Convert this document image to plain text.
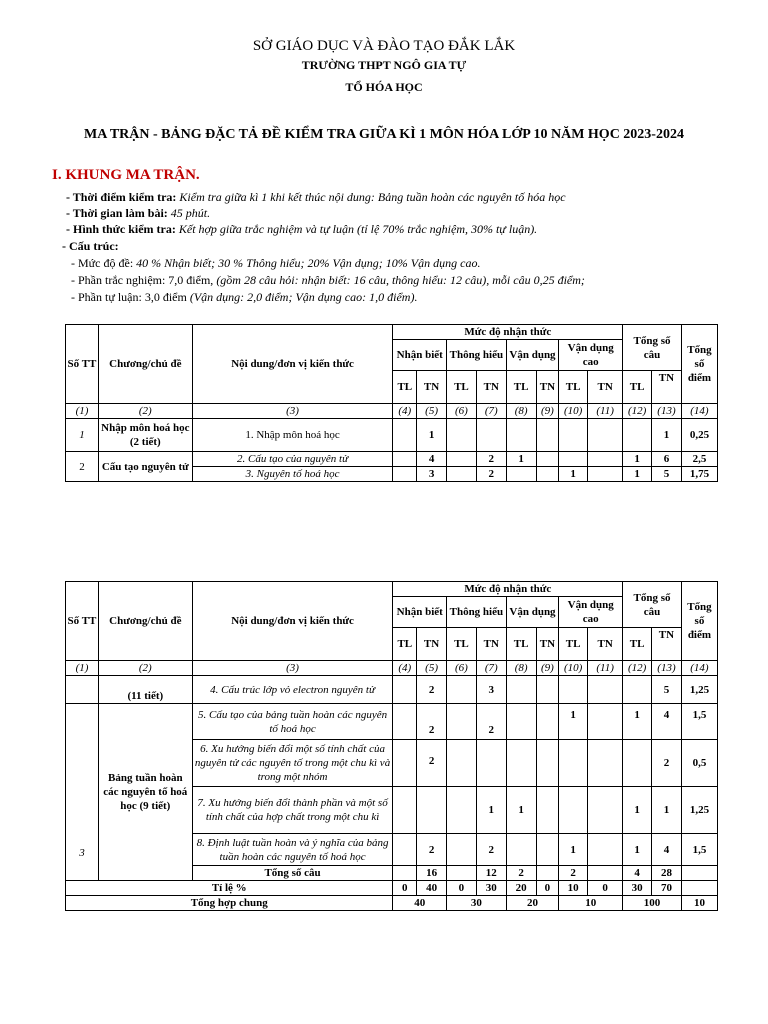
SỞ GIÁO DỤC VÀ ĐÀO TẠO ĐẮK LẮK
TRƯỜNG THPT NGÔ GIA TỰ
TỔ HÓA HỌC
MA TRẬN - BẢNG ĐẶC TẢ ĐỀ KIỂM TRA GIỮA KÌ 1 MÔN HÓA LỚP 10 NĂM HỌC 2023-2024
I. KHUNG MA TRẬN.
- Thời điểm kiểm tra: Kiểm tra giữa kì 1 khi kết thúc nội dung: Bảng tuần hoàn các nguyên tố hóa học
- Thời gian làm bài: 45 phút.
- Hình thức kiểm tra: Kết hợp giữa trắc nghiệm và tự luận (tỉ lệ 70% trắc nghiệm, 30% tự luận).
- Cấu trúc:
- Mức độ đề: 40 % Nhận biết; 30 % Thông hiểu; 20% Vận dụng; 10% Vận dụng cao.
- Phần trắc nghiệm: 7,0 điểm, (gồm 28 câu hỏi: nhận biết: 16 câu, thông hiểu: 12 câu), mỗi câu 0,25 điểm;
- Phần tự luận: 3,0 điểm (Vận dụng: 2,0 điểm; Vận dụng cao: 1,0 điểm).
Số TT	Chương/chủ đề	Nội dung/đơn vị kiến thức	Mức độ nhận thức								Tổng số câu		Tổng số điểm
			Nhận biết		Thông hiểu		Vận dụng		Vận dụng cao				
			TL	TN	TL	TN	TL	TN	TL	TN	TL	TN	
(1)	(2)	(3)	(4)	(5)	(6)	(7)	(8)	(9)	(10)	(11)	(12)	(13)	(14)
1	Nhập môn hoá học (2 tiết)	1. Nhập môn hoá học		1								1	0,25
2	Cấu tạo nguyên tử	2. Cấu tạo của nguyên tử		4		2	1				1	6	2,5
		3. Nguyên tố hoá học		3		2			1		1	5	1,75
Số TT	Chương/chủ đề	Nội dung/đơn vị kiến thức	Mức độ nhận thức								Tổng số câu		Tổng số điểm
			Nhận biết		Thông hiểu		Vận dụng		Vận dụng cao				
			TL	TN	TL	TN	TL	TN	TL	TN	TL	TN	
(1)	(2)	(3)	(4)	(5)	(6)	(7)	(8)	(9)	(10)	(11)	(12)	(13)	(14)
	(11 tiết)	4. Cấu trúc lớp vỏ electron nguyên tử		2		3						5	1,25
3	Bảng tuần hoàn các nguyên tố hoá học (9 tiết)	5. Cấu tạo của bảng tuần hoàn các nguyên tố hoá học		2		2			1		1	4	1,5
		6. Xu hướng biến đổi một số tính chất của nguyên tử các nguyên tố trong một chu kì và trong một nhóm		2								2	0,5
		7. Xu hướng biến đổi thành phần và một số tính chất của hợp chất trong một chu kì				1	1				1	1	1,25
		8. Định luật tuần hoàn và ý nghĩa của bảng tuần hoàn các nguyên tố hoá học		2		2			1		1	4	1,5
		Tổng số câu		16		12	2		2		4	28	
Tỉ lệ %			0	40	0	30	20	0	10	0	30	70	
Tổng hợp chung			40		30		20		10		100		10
================
Repeat the data in full and exactly. Omit pictures.

Response below:
Convert this document image to plain text.
SỞ GIÁO DỤC VÀ ĐÀO TẠO ĐẮK LẮK
TRƯỜNG THPT NGÔ GIA TỰ
TỔ HÓA HỌC
MA TRẬN - BẢNG ĐẶC TẢ ĐỀ KIỂM TRA GIỮA KÌ 1 MÔN HÓA LỚP 10 NĂM HỌC 2023-2024
I. KHUNG MA TRẬN.
- Thời điểm kiểm tra: Kiểm tra giữa kì 1 khi kết thúc nội dung: Bảng tuần hoàn các nguyên tố hóa học
- Thời gian làm bài: 45 phút.
- Hình thức kiểm tra: Kết hợp giữa trắc nghiệm và tự luận (tỉ lệ 70% trắc nghiệm, 30% tự luận).
- Cấu trúc:
- Mức độ đề: 40 % Nhận biết; 30 % Thông hiểu; 20% Vận dụng; 10% Vận dụng cao.
- Phần trắc nghiệm: 7,0 điểm, (gồm 28 câu hỏi: nhận biết: 16 câu, thông hiểu: 12 câu), mỗi câu 0,25 điểm;
- Phần tự luận: 3,0 điểm (Vận dụng: 2,0 điểm; Vận dụng cao: 1,0 điểm).
Số TT	Chương/chủ đề	Nội dung/đơn vị kiến thức	Mức độ nhận thức								Tổng số câu		Tổng số điểm
			Nhận biết		Thông hiểu		Vận dụng		Vận dụng cao				
			TL	TN	TL	TN	TL	TN	TL	TN	TL	TN	
(1)	(2)	(3)	(4)	(5)	(6)	(7)	(8)	(9)	(10)	(11)	(12)	(13)	(14)
1	Nhập môn hoá học (2 tiết)	1. Nhập môn hoá học		1								1	0,25
2	Cấu tạo nguyên tử	2. Cấu tạo của nguyên tử		4		2	1				1	6	2,5
		3. Nguyên tố hoá học		3		2			1		1	5	1,75
Số TT	Chương/chủ đề	Nội dung/đơn vị kiến thức	Mức độ nhận thức								Tổng số câu		Tổng số điểm
			Nhận biết		Thông hiểu		Vận dụng		Vận dụng cao				
			TL	TN	TL	TN	TL	TN	TL	TN	TL	TN	
(1)	(2)	(3)	(4)	(5)	(6)	(7)	(8)	(9)	(10)	(11)	(12)	(13)	(14)
	(11 tiết)	4. Cấu trúc lớp vỏ electron nguyên tử		2		3						5	1,25
3	Bảng tuần hoàn các nguyên tố hoá học (9 tiết)	5. Cấu tạo của bảng tuần hoàn các nguyên tố hoá học		2		2			1		1	4	1,5
		6. Xu hướng biến đổi một số tính chất của nguyên tử các nguyên tố trong một chu kì và trong một nhóm		2								2	0,5
		7. Xu hướng biến đổi thành phần và một số tính chất của hợp chất trong một chu kì				1	1				1	1	1,25
		8. Định luật tuần hoàn và ý nghĩa của bảng tuần hoàn các nguyên tố hoá học		2		2			1		1	4	1,5
		Tổng số câu		16		12	2		2		4	28	
Tỉ lệ %			0	40	0	30	20	0	10	0	30	70	
Tổng hợp chung			40		30		20		10		100		10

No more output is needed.